↓↓↓
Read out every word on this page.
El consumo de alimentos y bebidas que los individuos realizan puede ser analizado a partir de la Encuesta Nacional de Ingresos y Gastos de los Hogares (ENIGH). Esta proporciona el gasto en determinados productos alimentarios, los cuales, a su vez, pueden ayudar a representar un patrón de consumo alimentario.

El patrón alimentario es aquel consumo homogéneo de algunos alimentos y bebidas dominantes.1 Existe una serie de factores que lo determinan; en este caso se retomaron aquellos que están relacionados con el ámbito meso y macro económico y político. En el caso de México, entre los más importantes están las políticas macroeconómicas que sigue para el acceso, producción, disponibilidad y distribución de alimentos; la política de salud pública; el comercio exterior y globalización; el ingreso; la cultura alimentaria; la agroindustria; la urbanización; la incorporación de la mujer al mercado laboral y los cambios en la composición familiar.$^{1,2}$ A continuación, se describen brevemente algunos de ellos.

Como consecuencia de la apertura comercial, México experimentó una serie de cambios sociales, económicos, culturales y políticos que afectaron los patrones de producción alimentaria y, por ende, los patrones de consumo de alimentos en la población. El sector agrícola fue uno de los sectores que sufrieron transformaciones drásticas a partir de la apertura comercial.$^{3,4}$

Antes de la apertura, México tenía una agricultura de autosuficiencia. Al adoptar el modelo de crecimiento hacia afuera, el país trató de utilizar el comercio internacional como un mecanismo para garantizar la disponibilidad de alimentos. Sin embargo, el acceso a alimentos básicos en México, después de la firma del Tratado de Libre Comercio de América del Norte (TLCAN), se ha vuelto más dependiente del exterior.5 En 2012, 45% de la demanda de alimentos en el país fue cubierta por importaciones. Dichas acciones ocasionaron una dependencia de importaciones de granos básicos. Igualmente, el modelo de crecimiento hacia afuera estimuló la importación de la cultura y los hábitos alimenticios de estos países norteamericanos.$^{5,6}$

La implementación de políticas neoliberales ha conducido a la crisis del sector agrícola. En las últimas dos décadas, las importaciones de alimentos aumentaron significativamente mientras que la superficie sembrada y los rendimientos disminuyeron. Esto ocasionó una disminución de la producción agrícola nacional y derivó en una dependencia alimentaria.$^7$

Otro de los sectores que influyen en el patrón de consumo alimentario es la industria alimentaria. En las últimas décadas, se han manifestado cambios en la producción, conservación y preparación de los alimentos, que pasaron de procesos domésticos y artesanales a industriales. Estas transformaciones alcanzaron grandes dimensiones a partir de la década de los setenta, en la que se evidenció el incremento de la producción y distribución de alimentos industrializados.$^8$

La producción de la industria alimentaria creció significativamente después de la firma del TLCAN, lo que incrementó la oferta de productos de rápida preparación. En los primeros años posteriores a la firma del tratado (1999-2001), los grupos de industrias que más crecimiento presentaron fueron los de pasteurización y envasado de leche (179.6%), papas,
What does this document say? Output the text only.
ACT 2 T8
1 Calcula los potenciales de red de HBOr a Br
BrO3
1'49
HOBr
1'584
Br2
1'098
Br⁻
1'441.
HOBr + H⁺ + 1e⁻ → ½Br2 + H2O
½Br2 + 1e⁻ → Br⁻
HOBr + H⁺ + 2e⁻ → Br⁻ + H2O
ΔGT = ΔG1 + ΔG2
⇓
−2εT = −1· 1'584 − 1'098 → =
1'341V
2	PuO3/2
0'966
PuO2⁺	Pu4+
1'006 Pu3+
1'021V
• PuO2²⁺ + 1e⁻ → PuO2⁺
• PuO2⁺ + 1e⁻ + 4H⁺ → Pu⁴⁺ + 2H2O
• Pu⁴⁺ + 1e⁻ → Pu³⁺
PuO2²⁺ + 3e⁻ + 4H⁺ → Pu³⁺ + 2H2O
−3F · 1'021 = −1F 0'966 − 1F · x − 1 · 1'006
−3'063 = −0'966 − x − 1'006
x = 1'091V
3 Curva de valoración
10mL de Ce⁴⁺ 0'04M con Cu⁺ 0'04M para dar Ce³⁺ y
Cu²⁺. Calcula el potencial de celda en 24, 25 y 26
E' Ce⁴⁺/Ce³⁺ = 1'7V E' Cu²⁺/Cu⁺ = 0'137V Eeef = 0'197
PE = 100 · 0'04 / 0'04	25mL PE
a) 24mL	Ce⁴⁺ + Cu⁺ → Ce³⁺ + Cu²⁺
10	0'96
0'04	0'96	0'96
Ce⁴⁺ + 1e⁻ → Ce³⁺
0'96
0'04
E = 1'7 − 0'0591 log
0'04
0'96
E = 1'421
↑↑↑
Stated exercise
Quote every line of the data, word for word.

Completed exercise
Read out every word on this page.
El consumo de alimentos y bebidas que los individuos realizan puede ser analizado a partir de la Encuesta Nacional de Ingresos y Gastos de los Hogares (ENIGH). Esta proporciona el gasto en determinados productos alimentarios, los cuales, a su vez, pueden ayudar a representar un patrón de consumo alimentario.

El patrón alimentario es aquel consumo homogéneo de algunos alimentos y bebidas dominantes.1 Existe una serie de factores que lo determinan; en este caso se retomaron aquellos que están relacionados con el ámbito meso y macro económico y político. En el caso de México, entre los más importantes están las políticas macroeconómicas que sigue para el acceso, producción, disponibilidad y distribución de alimentos; la política de salud pública; el comercio exterior y globalización; el ingreso; la cultura alimentaria; la agroindustria; la urbanización; la incorporación de la mujer al mercado laboral y los cambios en la composición familiar.$^{1,2}$ A continuación, se describen brevemente algunos de ellos.

Como consecuencia de la apertura comercial, México experimentó una serie de cambios sociales, económicos, culturales y políticos que afectaron los patrones de producción alimentaria y, por ende, los patrones de consumo de alimentos en la población. El sector agrícola fue uno de los sectores que sufrieron transformaciones drásticas a partir de la apertura comercial.$^{3,4}$

Antes de la apertura, México tenía una agricultura de autosuficiencia. Al adoptar el modelo de crecimiento hacia afuera, el país trató de utilizar el comercio internacional como un mecanismo para garantizar la disponibilidad de alimentos. Sin embargo, el acceso a alimentos básicos en México, después de la firma del Tratado de Libre Comercio de América del Norte (TLCAN), se ha vuelto más dependiente del exterior.5 En 2012, 45% de la demanda de alimentos en el país fue cubierta por importaciones. Dichas acciones ocasionaron una dependencia de importaciones de granos básicos. Igualmente, el modelo de crecimiento hacia afuera estimuló la importación de la cultura y los hábitos alimenticios de estos países norteamericanos.$^{5,6}$

La implementación de políticas neoliberales ha conducido a la crisis del sector agrícola. En las últimas dos décadas, las importaciones de alimentos aumentaron significativamente mientras que la superficie sembrada y los rendimientos disminuyeron. Esto ocasionó una disminución de la producción agrícola nacional y derivó en una dependencia alimentaria.$^7$

Otro de los sectores que influyen en el patrón de consumo alimentario es la industria alimentaria. En las últimas décadas, se han manifestado cambios en la producción, conservación y preparación de los alimentos, que pasaron de procesos domésticos y artesanales a industriales. Estas transformaciones alcanzaron grandes dimensiones a partir de la década de los setenta, en la que se evidenció el incremento de la producción y distribución de alimentos industrializados.$^8$

La producción de la industria alimentaria creció significativamente después de la firma del TLCAN, lo que incrementó la oferta de productos de rápida preparación. En los primeros años posteriores a la firma del tratado (1999-2001), los grupos de industrias que más crecimiento presentaron fueron los de pasteurización y envasado de leche (179.6%), papas,
What does this document say? Output the text only.
ACT 2 T8
1 Calcula los potenciales de red de HBOr a Br
BrO3
1'49
HOBr
1'584
Br2
1'098
Br⁻
1'441.
HOBr + H⁺ + 1e⁻ → ½Br2 + H2O
½Br2 + 1e⁻ → Br⁻
HOBr + H⁺ + 2e⁻ → Br⁻ + H2O
ΔGT = ΔG1 + ΔG2
⇓
−2εT = −1· 1'584 − 1'098 → =
1'341V
2	PuO3/2
0'966
PuO2⁺	Pu4+
1'006 Pu3+
1'021V
• PuO2²⁺ + 1e⁻ → PuO2⁺
• PuO2⁺ + 1e⁻ + 4H⁺ → Pu⁴⁺ + 2H2O
• Pu⁴⁺ + 1e⁻ → Pu³⁺
PuO2²⁺ + 3e⁻ + 4H⁺ → Pu³⁺ + 2H2O
−3F · 1'021 = −1F 0'966 − 1F · x − 1 · 1'006
−3'063 = −0'966 − x − 1'006
x = 1'091V
3 Curva de valoración
10mL de Ce⁴⁺ 0'04M con Cu⁺ 0'04M para dar Ce³⁺ y
Cu²⁺. Calcula el potencial de celda en 24, 25 y 26
E' Ce⁴⁺/Ce³⁺ = 1'7V E' Cu²⁺/Cu⁺ = 0'137V Eeef = 0'197
PE = 100 · 0'04 / 0'04	25mL PE
a) 24mL	Ce⁴⁺ + Cu⁺ → Ce³⁺ + Cu²⁺
10	0'96
0'04	0'96	0'96
Ce⁴⁺ + 1e⁻ → Ce³⁺
0'96
0'04
E = 1'7 − 0'0591 log
0'04
0'96
E = 1'421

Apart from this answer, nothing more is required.